[What needs to be done] Leave out the pictures and retype exactly the lines from the one with "Give me a plain-text" through the end of the records.

** start Records supplied **

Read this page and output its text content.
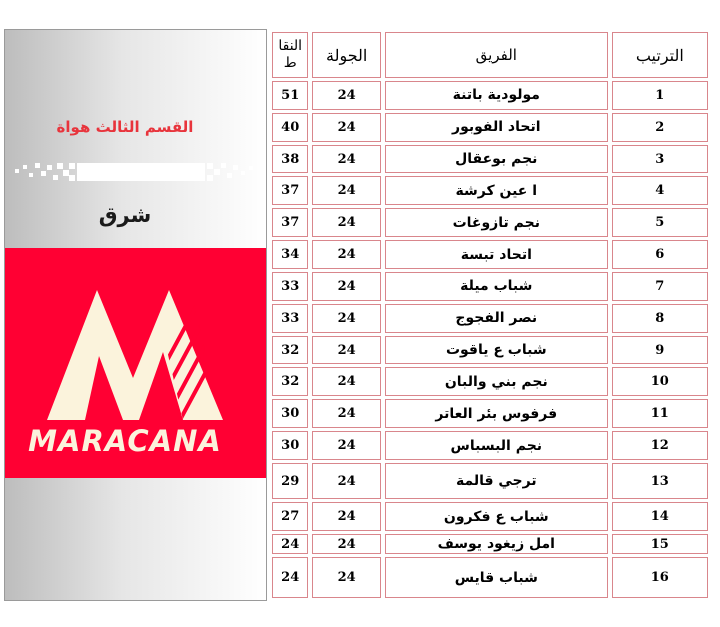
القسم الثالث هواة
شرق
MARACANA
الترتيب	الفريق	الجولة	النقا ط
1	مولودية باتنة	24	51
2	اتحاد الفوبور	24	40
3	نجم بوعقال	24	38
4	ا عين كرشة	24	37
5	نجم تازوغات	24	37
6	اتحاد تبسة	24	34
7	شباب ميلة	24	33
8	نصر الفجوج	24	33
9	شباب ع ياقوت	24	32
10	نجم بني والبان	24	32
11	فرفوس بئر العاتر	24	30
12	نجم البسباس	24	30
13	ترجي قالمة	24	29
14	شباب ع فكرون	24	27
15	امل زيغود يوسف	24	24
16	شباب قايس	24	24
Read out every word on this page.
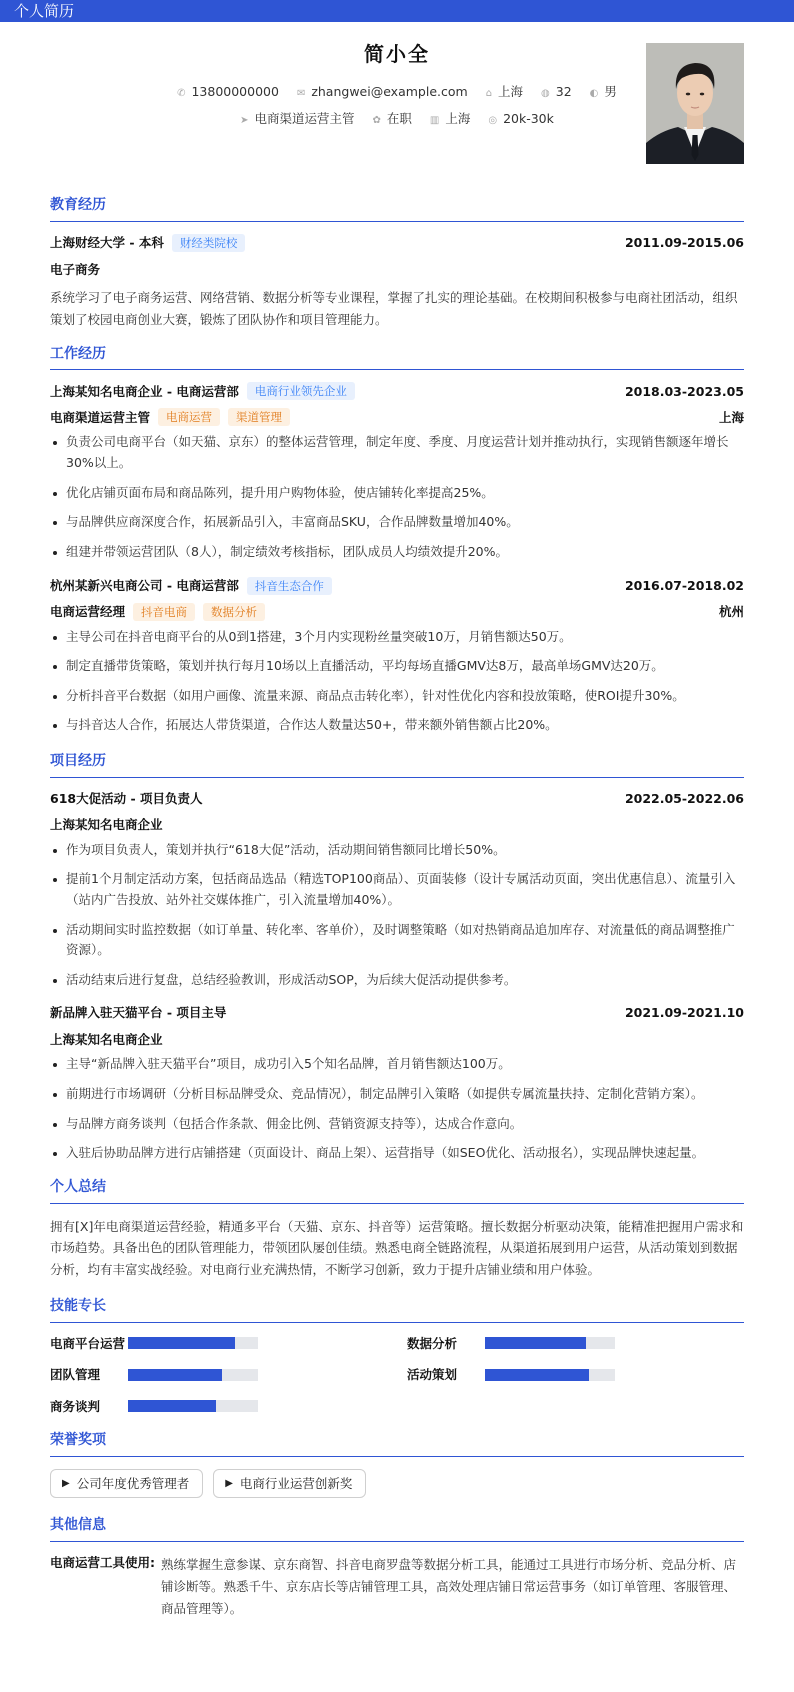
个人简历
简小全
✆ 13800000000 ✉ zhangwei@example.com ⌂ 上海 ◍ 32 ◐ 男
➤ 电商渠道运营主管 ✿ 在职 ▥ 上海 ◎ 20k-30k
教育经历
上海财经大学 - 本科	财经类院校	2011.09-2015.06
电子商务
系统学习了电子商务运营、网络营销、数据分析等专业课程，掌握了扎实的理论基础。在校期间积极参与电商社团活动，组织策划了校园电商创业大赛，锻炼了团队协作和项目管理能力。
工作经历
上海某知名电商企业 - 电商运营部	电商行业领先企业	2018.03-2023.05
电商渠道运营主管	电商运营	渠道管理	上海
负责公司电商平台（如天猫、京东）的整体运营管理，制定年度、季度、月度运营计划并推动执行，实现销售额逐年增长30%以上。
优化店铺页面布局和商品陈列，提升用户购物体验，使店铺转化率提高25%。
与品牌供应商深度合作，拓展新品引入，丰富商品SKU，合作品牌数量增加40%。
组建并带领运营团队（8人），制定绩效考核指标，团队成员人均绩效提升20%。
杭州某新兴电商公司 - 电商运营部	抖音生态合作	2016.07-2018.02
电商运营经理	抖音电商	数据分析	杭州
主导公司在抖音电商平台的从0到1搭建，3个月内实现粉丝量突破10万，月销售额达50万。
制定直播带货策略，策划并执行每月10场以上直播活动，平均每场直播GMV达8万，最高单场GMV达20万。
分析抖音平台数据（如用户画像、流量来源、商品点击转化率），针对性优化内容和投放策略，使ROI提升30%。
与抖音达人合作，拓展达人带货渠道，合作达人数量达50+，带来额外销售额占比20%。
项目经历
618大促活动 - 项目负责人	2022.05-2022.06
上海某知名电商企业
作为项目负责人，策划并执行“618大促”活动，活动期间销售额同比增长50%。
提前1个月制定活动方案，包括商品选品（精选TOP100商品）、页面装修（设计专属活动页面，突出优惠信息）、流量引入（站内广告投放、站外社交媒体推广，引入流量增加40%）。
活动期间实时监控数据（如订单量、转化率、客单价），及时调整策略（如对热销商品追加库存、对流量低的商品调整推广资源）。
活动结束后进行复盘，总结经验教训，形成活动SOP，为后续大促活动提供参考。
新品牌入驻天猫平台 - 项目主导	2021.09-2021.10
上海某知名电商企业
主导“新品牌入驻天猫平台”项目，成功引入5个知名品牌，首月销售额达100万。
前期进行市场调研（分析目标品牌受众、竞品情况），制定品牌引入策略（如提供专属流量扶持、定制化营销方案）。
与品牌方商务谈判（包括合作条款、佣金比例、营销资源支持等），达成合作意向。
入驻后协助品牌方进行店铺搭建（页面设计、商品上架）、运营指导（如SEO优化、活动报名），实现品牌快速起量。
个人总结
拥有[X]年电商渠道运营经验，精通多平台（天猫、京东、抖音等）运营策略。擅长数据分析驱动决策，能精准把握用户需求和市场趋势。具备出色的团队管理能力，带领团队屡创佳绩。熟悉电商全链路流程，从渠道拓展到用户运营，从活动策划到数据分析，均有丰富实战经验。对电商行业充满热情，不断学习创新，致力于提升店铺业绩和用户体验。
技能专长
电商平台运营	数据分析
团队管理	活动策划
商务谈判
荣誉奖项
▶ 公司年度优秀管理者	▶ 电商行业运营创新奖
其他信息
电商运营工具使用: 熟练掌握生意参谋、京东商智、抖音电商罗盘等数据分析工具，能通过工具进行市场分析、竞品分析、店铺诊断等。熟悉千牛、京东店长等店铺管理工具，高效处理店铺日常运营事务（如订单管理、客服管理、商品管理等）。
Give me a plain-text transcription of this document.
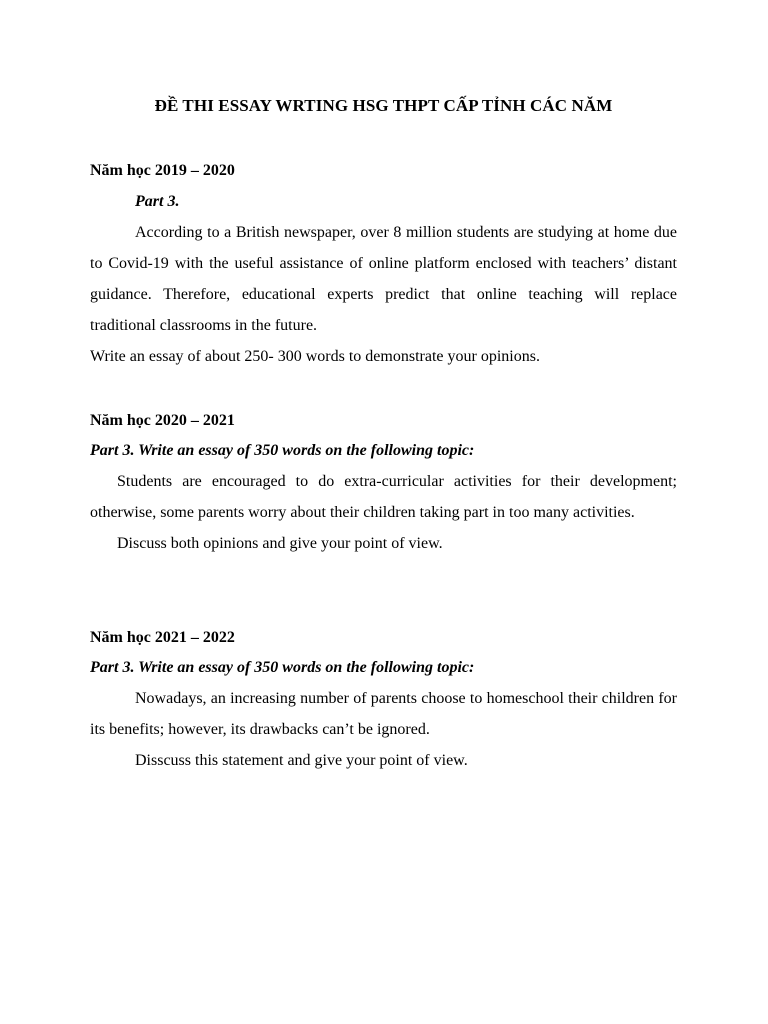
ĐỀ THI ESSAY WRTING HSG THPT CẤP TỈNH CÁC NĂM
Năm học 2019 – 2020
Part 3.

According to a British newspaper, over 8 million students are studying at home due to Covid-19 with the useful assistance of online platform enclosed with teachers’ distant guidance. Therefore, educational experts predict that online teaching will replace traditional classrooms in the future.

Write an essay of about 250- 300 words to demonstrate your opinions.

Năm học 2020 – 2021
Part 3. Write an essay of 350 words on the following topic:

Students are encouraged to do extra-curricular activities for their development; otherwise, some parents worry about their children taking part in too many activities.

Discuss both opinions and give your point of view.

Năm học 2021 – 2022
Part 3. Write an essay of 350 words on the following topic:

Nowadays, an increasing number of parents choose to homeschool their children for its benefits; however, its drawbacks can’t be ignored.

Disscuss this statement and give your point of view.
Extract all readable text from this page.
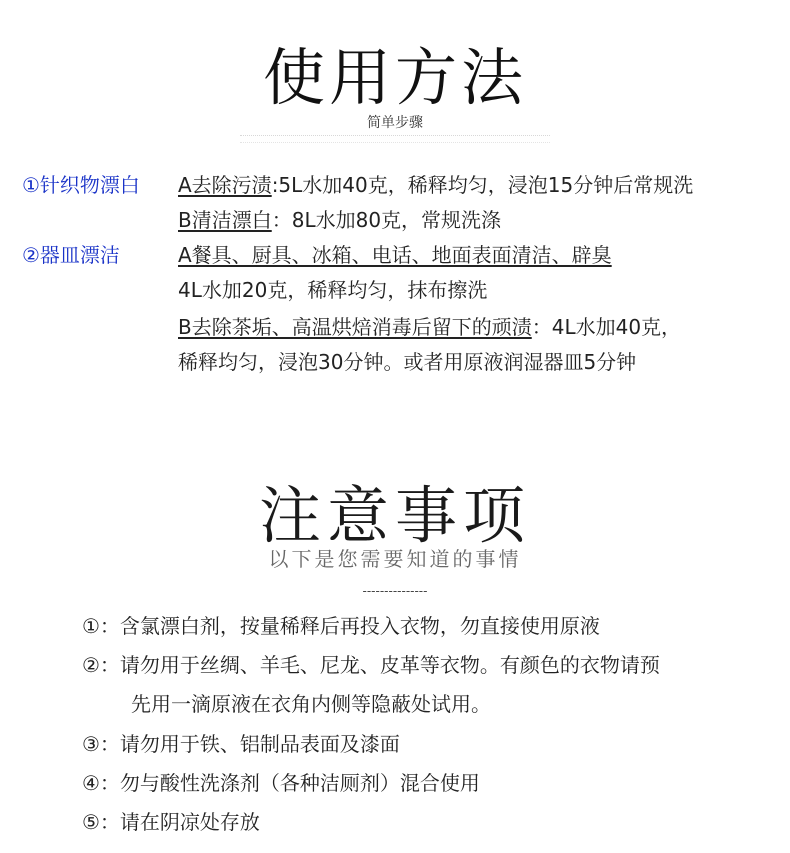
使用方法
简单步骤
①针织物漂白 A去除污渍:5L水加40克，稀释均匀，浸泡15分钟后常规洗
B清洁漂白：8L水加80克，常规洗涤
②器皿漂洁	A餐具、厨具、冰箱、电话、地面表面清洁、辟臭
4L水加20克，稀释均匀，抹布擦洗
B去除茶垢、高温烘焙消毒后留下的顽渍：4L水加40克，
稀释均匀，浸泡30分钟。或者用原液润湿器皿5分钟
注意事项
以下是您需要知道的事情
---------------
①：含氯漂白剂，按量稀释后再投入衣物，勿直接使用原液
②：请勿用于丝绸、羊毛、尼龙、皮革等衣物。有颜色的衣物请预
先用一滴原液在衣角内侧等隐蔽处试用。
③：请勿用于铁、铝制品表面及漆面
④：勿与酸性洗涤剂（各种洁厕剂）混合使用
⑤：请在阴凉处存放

** end Records supplied **

[Reply]
Give me a plain-text transcription of this document.
ĐỀ THI ESSAY WRTING HSG THPT CẤP TỈNH CÁC NĂM
Năm học 2019 – 2020
Part 3.

According to a British newspaper, over 8 million students are studying at home due to Covid-19 with the useful assistance of online platform enclosed with teachers’ distant guidance. Therefore, educational experts predict that online teaching will replace traditional classrooms in the future.

Write an essay of about 250- 300 words to demonstrate your opinions.

Năm học 2020 – 2021
Part 3. Write an essay of 350 words on the following topic:

Students are encouraged to do extra-curricular activities for their development; otherwise, some parents worry about their children taking part in too many activities.

Discuss both opinions and give your point of view.

Năm học 2021 – 2022
Part 3. Write an essay of 350 words on the following topic:

Nowadays, an increasing number of parents choose to homeschool their children for its benefits; however, its drawbacks can’t be ignored.

Disscuss this statement and give your point of view.
Extract all readable text from this page.
使用方法
简单步骤
①针织物漂白 A去除污渍:5L水加40克，稀释均匀，浸泡15分钟后常规洗
B清洁漂白：8L水加80克，常规洗涤
②器皿漂洁	A餐具、厨具、冰箱、电话、地面表面清洁、辟臭
4L水加20克，稀释均匀，抹布擦洗
B去除茶垢、高温烘焙消毒后留下的顽渍：4L水加40克，
稀释均匀，浸泡30分钟。或者用原液润湿器皿5分钟
注意事项
以下是您需要知道的事情
---------------
①：含氯漂白剂，按量稀释后再投入衣物，勿直接使用原液
②：请勿用于丝绸、羊毛、尼龙、皮革等衣物。有颜色的衣物请预
先用一滴原液在衣角内侧等隐蔽处试用。
③：请勿用于铁、铝制品表面及漆面
④：勿与酸性洗涤剂（各种洁厕剂）混合使用
⑤：请在阴凉处存放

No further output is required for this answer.